**GOAL OF THE EXERCISE**
Wherever the word "Load" appears in a line, extract that line.

**PROVIDED RECORDS**
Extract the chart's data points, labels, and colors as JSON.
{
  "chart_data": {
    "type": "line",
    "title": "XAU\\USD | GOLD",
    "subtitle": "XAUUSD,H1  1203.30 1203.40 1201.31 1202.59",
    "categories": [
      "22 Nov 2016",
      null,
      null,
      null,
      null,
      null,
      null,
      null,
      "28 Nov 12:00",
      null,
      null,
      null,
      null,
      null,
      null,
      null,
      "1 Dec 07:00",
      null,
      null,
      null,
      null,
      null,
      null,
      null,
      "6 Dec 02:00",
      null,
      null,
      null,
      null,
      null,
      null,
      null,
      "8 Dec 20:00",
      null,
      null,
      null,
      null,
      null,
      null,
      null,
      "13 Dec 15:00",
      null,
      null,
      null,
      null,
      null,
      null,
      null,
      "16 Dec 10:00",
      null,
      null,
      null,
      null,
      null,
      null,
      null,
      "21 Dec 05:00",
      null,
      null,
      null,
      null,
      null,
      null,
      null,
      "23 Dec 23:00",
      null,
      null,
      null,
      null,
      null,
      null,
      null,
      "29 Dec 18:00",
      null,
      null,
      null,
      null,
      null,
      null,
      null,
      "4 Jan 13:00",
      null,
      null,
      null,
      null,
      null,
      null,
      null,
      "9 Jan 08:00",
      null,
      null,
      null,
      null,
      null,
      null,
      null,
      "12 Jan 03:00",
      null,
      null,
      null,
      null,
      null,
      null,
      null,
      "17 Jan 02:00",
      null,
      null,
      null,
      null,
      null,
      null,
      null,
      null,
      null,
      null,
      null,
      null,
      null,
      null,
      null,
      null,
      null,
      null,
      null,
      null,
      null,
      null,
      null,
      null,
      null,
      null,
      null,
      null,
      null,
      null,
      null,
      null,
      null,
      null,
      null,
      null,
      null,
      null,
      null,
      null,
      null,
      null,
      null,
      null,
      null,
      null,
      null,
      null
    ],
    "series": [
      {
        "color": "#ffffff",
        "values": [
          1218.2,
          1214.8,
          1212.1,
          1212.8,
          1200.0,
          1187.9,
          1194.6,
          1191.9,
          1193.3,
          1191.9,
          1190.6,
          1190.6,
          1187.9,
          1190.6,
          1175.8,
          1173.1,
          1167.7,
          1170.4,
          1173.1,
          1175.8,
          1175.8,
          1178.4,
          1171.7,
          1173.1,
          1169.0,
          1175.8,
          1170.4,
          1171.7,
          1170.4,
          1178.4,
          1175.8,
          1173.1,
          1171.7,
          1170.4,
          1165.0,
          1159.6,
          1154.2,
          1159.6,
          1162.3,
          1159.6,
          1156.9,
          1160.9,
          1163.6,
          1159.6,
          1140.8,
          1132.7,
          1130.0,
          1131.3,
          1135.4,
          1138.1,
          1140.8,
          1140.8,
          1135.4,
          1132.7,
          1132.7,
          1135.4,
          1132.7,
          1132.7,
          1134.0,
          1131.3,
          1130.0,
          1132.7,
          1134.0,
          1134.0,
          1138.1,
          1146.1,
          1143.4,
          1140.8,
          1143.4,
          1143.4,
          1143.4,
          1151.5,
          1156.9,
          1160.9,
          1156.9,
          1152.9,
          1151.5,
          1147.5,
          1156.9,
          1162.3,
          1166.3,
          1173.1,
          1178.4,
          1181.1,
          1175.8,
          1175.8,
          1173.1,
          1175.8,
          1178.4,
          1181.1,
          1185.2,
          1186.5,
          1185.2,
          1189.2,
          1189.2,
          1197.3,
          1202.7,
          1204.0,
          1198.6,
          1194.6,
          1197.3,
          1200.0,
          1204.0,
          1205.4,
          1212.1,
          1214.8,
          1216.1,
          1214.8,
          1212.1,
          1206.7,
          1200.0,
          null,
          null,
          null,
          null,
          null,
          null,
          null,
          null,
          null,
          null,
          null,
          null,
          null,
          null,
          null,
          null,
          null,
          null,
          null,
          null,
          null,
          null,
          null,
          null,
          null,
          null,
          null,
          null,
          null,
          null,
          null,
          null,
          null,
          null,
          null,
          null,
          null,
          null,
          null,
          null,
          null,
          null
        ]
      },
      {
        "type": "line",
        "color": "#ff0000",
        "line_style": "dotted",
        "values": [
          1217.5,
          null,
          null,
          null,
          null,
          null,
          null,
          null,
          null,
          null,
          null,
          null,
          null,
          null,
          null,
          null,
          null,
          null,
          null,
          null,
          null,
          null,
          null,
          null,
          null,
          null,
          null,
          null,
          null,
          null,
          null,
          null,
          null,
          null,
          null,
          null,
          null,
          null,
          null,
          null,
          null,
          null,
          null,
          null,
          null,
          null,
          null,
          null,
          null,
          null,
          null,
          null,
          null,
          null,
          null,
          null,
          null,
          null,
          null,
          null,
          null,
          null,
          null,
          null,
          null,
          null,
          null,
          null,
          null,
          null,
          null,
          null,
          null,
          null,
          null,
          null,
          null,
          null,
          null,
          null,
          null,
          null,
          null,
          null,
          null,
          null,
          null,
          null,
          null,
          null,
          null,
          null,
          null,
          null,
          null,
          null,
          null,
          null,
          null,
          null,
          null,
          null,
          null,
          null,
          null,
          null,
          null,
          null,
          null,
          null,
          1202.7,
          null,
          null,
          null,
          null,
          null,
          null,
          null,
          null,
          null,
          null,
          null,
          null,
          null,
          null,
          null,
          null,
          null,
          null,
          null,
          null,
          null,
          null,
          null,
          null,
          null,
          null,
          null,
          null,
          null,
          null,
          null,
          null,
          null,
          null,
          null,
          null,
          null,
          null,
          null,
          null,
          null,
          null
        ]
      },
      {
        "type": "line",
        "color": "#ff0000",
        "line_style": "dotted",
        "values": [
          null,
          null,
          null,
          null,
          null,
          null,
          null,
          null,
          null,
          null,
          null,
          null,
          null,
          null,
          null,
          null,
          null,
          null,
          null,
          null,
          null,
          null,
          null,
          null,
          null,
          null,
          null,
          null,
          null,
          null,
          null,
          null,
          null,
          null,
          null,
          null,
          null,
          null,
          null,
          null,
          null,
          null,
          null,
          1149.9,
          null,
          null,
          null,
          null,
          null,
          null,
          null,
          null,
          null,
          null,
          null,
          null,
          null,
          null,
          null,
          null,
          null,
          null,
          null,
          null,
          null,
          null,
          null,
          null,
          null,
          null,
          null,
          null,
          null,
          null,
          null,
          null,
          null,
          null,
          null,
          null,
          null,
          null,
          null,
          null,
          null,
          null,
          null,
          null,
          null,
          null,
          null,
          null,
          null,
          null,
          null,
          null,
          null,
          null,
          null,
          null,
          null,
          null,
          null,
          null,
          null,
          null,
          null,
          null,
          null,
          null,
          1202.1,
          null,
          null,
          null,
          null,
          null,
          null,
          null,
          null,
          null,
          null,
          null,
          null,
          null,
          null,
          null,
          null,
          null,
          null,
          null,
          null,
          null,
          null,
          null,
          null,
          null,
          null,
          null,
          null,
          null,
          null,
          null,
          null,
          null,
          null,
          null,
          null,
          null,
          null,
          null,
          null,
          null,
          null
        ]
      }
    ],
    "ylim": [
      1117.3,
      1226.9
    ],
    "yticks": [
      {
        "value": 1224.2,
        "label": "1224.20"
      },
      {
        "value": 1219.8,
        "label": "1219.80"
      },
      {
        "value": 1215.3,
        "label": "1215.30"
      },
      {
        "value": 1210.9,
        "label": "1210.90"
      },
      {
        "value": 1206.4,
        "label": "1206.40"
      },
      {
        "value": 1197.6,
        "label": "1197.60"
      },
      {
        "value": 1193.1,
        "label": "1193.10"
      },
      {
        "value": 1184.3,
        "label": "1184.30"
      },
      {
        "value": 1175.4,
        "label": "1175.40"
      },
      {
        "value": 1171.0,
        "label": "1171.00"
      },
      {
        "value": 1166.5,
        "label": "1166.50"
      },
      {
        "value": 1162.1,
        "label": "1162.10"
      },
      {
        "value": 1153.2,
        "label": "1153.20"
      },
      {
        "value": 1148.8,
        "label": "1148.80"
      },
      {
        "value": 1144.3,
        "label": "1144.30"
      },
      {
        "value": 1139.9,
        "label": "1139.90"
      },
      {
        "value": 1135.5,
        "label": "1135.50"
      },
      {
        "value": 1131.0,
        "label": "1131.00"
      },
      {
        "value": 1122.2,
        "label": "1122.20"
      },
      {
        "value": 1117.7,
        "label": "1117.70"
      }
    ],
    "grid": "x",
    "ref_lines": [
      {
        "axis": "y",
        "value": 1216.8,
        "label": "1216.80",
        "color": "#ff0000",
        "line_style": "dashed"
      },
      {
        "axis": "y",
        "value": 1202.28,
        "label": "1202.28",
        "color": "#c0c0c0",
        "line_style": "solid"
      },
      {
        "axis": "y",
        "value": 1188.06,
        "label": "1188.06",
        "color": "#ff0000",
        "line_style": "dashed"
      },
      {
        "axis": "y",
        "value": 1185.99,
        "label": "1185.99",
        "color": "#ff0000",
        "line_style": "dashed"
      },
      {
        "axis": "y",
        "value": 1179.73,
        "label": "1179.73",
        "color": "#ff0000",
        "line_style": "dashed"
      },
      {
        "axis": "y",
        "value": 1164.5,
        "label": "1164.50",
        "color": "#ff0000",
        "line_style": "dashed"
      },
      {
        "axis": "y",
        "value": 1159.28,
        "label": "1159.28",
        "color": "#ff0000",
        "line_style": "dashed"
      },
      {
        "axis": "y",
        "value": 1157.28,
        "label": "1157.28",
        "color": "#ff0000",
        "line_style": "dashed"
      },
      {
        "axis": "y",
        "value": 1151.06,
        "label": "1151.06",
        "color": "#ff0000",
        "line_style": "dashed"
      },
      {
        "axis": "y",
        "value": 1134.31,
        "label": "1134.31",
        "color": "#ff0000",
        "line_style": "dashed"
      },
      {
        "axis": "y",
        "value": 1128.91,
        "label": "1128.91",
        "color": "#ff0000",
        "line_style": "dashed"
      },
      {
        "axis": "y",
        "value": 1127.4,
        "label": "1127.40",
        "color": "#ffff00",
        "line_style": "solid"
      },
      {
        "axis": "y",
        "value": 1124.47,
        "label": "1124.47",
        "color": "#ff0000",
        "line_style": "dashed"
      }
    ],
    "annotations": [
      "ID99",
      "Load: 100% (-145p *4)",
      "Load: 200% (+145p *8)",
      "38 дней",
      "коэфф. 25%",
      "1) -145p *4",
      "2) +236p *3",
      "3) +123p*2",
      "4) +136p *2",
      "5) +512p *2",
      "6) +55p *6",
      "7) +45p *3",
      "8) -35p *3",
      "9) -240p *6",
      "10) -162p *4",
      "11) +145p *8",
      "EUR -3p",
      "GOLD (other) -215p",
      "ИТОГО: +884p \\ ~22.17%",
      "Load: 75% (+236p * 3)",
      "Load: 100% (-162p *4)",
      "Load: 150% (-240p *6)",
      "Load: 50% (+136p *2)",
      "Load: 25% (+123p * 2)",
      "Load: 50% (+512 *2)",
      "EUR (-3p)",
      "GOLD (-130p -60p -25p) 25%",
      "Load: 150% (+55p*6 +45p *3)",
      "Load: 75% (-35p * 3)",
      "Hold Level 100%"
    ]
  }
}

**THE RESPONSE**
      "Load: 100% (-145p *4)",
      "Load: 200% (+145p *8)",
      "Load: 75% (+236p * 3)",
      "Load: 100% (-162p *4)",
      "Load: 150% (-240p *6)",
      "Load: 50% (+136p *2)",
      "Load: 25% (+123p * 2)",
      "Load: 50% (+512 *2)",
      "Load: 150% (+55p*6 +45p *3)",
      "Load: 75% (-35p * 3)",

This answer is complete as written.